Figure record extracts
** start **

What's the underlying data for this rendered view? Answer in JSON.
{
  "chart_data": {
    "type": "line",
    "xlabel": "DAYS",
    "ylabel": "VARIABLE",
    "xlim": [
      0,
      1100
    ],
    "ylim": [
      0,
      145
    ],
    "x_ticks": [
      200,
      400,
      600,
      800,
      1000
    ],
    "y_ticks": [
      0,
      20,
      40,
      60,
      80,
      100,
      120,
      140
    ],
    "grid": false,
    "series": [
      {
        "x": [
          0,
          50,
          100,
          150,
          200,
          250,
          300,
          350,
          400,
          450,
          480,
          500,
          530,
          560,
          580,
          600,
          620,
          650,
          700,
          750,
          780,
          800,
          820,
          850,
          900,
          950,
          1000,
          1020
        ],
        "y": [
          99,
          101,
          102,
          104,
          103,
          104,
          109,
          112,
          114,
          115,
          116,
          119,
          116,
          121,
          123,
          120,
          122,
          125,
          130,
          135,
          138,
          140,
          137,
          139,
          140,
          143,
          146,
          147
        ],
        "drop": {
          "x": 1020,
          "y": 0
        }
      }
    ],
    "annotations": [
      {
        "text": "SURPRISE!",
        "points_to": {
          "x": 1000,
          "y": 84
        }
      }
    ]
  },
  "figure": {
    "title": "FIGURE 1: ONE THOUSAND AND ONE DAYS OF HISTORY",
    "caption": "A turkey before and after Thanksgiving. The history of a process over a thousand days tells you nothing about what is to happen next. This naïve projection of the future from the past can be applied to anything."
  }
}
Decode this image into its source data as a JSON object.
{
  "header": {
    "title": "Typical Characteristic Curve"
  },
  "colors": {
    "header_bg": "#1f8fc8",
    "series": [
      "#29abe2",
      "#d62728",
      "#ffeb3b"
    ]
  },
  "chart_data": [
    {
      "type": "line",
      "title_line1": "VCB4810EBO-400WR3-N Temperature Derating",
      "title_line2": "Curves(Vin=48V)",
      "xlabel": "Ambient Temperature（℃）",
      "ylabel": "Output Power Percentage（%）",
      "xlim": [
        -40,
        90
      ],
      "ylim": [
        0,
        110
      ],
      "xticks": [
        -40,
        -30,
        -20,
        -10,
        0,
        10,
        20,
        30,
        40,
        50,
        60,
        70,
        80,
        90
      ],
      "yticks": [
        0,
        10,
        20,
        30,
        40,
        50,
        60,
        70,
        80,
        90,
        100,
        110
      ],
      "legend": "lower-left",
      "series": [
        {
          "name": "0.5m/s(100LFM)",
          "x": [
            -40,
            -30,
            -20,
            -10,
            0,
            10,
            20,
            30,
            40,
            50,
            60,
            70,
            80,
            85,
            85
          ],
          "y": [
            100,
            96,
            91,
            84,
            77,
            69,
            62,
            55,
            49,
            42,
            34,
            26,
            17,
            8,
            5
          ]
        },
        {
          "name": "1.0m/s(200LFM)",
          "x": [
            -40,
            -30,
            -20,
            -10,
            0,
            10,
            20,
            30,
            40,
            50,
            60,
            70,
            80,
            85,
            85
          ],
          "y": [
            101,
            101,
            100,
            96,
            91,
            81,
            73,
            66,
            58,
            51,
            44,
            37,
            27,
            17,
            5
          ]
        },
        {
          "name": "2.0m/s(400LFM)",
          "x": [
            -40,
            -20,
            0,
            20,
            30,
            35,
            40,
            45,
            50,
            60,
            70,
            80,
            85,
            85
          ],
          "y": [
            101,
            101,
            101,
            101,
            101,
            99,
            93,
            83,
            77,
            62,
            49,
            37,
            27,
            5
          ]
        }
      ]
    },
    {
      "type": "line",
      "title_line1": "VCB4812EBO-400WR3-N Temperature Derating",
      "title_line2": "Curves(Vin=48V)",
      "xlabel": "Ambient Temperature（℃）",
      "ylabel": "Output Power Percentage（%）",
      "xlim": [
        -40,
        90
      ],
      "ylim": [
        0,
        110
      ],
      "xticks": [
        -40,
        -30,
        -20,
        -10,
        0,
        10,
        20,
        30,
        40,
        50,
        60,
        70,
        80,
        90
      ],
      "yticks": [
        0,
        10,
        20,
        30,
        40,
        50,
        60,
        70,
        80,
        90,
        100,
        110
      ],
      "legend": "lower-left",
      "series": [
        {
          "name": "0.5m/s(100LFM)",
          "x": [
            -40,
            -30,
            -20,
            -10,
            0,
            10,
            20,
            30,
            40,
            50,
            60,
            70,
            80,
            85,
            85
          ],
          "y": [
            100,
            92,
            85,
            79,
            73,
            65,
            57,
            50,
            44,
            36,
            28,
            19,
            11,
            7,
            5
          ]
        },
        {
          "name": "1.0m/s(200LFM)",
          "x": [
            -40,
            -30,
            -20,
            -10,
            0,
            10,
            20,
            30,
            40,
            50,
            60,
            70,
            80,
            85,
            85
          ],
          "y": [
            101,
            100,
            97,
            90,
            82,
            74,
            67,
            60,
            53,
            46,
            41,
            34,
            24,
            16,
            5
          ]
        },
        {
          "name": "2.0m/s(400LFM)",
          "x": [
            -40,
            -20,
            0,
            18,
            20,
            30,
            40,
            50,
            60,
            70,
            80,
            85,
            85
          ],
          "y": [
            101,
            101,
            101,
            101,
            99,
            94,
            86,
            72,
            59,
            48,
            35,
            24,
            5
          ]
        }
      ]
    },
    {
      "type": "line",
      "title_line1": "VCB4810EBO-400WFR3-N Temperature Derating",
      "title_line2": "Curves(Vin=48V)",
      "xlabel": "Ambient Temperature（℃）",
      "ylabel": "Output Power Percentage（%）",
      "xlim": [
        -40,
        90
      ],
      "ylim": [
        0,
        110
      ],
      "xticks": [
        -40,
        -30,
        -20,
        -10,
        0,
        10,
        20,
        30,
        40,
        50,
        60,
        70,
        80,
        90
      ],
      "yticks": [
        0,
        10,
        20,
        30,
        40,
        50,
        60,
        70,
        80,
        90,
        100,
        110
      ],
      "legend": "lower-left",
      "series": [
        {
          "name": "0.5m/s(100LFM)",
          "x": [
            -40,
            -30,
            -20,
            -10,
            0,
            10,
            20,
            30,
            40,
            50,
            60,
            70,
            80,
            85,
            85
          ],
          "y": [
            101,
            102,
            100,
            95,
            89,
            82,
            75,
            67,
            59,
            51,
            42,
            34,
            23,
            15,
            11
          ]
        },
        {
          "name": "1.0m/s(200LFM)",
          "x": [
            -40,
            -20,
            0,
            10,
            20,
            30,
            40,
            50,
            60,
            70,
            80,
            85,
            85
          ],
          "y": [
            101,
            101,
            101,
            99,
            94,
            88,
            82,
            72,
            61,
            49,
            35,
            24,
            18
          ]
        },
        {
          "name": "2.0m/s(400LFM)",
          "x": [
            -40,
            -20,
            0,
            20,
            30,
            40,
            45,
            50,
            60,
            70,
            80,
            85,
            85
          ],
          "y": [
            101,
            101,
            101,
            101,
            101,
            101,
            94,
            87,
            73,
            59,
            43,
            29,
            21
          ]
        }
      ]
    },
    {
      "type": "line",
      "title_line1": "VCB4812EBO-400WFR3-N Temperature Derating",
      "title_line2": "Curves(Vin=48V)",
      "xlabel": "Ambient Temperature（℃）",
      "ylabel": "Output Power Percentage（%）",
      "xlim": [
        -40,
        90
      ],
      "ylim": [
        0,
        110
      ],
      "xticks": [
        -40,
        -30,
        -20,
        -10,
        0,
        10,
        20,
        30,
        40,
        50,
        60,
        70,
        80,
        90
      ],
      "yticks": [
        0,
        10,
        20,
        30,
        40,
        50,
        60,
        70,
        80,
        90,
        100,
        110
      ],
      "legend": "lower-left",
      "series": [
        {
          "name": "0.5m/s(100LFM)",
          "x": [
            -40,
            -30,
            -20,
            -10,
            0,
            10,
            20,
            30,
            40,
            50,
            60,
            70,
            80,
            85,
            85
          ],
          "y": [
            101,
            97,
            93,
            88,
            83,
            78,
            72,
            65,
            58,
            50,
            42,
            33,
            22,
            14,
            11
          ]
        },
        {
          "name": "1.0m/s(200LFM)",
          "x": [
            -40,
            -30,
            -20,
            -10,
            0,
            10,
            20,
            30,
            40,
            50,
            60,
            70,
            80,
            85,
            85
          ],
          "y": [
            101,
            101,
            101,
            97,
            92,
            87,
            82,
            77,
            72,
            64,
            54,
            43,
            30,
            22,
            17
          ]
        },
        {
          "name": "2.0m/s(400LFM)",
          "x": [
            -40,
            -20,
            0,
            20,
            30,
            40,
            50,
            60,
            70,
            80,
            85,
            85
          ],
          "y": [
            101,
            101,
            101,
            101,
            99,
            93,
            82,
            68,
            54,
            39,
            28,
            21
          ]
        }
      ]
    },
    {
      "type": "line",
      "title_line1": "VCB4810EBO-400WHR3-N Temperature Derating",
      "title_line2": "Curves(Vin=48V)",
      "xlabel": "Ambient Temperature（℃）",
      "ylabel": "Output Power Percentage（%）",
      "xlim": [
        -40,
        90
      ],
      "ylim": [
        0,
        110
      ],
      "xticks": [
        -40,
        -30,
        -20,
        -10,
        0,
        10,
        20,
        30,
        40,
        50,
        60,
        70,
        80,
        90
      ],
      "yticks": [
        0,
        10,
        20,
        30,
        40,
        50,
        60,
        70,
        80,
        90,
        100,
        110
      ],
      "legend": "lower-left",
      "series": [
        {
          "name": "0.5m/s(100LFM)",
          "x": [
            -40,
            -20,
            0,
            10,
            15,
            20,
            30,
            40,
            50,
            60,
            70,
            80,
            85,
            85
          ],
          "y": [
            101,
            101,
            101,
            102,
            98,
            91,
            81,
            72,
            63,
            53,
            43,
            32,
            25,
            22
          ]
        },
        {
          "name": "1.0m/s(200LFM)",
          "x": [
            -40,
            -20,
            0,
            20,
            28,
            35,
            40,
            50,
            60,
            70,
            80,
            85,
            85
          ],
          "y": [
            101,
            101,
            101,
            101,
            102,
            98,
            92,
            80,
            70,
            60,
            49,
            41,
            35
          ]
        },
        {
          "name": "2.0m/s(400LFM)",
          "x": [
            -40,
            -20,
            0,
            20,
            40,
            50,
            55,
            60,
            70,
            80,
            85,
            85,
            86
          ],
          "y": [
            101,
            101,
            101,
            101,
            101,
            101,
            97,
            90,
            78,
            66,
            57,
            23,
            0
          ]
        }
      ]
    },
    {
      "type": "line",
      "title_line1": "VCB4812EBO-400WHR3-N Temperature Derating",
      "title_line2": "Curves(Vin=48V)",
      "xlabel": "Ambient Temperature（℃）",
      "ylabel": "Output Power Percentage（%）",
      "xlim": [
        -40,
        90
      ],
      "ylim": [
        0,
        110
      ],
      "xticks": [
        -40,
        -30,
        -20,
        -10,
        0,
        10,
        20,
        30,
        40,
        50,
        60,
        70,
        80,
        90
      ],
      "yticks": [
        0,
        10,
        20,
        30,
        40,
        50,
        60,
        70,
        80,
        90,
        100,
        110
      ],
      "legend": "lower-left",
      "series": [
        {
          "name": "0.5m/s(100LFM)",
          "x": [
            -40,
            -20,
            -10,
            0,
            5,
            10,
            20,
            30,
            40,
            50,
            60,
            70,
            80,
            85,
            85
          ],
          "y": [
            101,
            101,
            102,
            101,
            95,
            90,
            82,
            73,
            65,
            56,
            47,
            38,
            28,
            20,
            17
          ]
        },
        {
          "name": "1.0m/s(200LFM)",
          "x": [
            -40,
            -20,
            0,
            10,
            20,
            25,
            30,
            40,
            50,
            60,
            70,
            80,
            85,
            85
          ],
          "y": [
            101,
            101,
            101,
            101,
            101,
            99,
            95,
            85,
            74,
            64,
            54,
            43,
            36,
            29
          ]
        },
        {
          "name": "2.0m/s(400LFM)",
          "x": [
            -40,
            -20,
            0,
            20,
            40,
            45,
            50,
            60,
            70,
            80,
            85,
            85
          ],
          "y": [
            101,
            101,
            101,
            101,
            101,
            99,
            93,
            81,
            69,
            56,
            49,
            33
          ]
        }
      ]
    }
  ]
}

** end **

EXERCISE OBJECTIVE
Which lines contain the word "Derating"? Return each of them.

PROBLEM SOLUTION
      "title_line1": "VCB4810EBO-400WR3-N Temperature Derating",
      "title_line1": "VCB4812EBO-400WR3-N Temperature Derating",
      "title_line1": "VCB4810EBO-400WFR3-N Temperature Derating",
      "title_line1": "VCB4812EBO-400WFR3-N Temperature Derating",
      "title_line1": "VCB4810EBO-400WHR3-N Temperature Derating",
      "title_line1": "VCB4812EBO-400WHR3-N Temperature Derating",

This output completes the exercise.